-- START Supplied data --

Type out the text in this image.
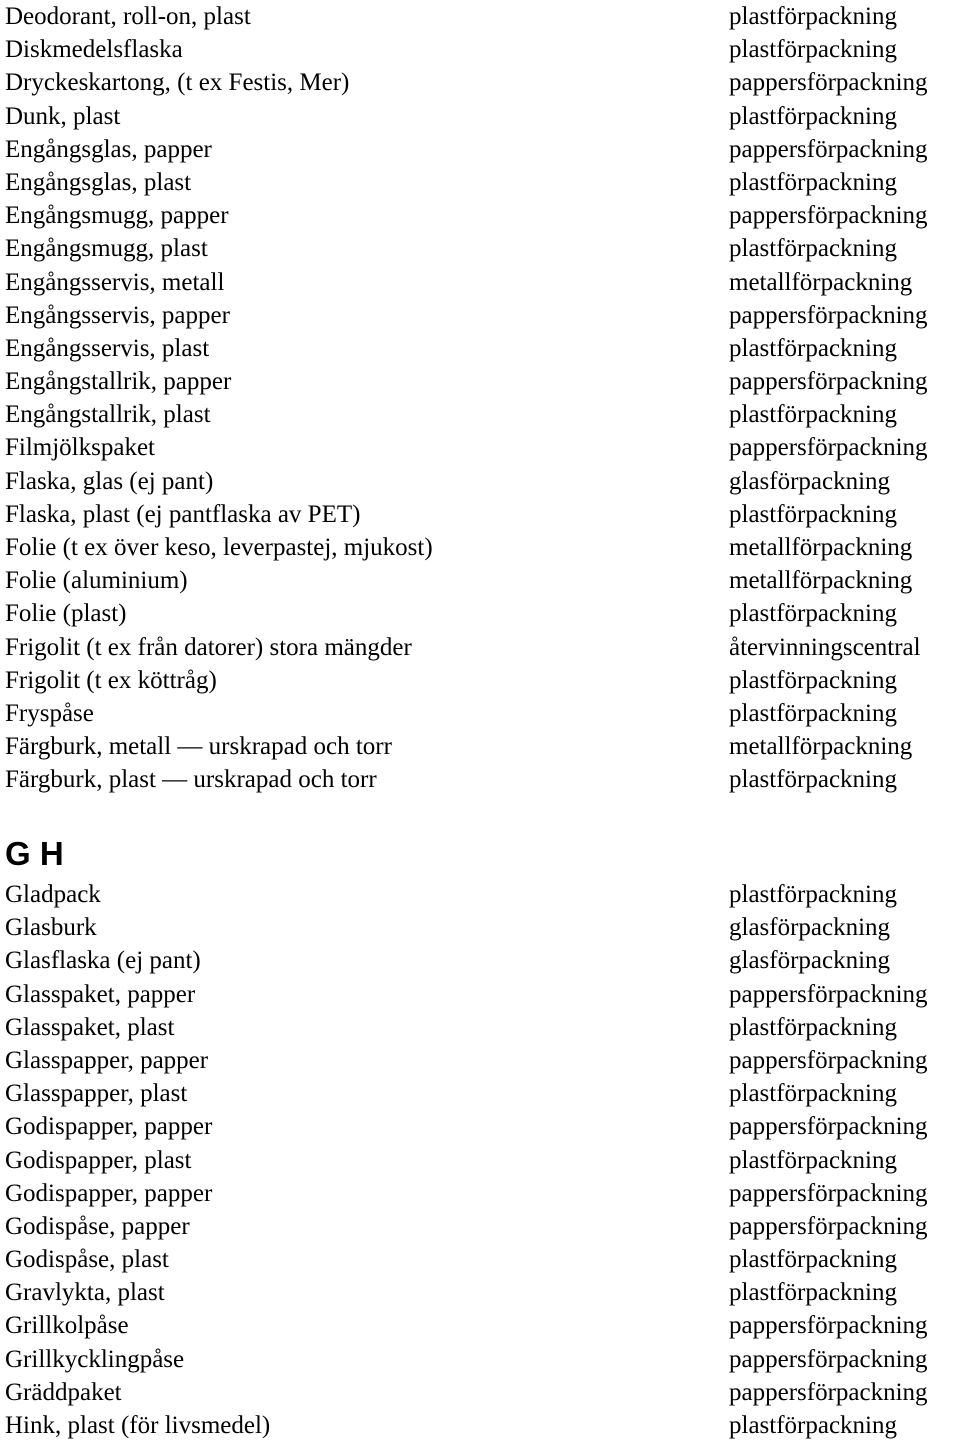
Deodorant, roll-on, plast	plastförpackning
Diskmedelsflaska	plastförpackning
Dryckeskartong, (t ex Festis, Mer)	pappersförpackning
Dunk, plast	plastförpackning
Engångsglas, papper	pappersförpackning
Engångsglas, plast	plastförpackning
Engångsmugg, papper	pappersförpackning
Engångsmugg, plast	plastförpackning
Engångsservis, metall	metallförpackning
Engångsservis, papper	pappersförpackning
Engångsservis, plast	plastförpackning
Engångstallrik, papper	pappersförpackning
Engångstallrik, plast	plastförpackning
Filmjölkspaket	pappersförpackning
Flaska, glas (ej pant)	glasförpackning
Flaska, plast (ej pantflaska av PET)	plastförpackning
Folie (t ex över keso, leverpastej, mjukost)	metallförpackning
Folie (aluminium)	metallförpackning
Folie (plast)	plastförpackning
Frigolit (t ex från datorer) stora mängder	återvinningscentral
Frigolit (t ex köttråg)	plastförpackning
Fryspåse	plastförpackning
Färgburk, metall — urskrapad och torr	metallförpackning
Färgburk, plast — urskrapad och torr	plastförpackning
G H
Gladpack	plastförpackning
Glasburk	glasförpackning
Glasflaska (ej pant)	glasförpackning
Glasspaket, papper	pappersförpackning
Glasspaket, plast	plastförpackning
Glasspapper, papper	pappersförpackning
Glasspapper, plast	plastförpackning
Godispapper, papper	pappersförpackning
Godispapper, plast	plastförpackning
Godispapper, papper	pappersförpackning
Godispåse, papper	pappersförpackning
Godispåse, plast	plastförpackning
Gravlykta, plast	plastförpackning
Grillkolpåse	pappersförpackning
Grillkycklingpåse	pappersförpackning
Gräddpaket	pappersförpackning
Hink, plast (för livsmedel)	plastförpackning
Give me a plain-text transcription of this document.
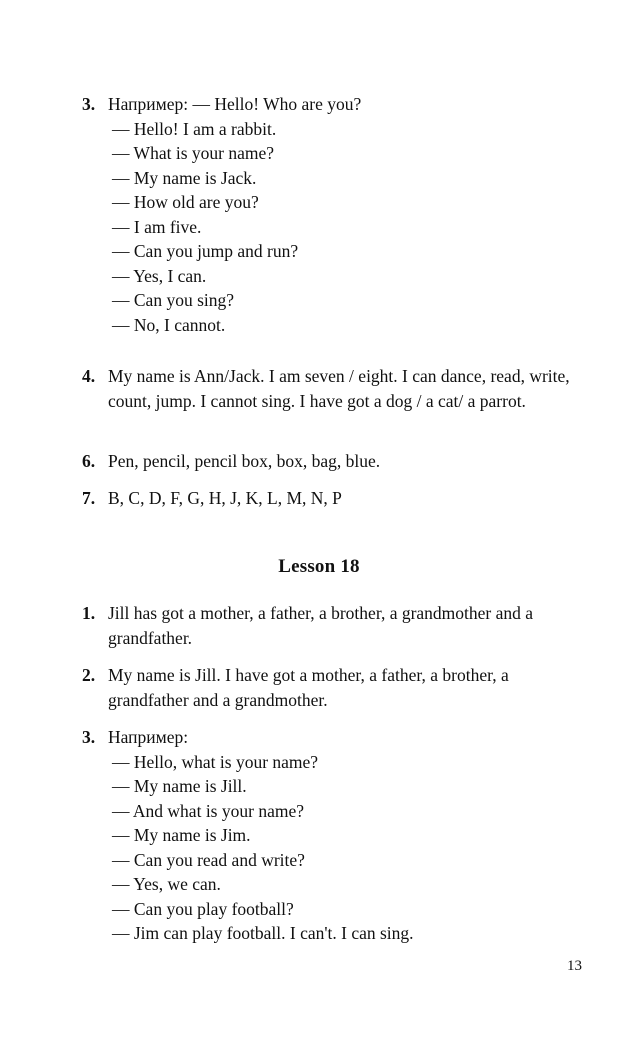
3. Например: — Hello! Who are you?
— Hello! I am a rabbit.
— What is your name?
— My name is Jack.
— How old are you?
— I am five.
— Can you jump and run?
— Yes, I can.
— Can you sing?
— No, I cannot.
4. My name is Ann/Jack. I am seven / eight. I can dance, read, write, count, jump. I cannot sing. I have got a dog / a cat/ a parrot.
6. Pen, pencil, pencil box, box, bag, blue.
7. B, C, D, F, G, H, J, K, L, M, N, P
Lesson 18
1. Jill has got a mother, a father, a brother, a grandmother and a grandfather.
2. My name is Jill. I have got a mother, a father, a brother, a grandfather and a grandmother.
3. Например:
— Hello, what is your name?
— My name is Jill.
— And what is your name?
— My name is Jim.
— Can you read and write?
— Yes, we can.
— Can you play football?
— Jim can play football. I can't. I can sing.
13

-- END Supplied data --

→ Task requirements:
Find every line that holds "brother" and copy it.

→ Solution to this exercise:
1. Jill has got a mother, a father, a brother, a grandmother and a grandfather.
2. My name is Jill. I have got a mother, a father, a brother, a grandfather and a grandmother.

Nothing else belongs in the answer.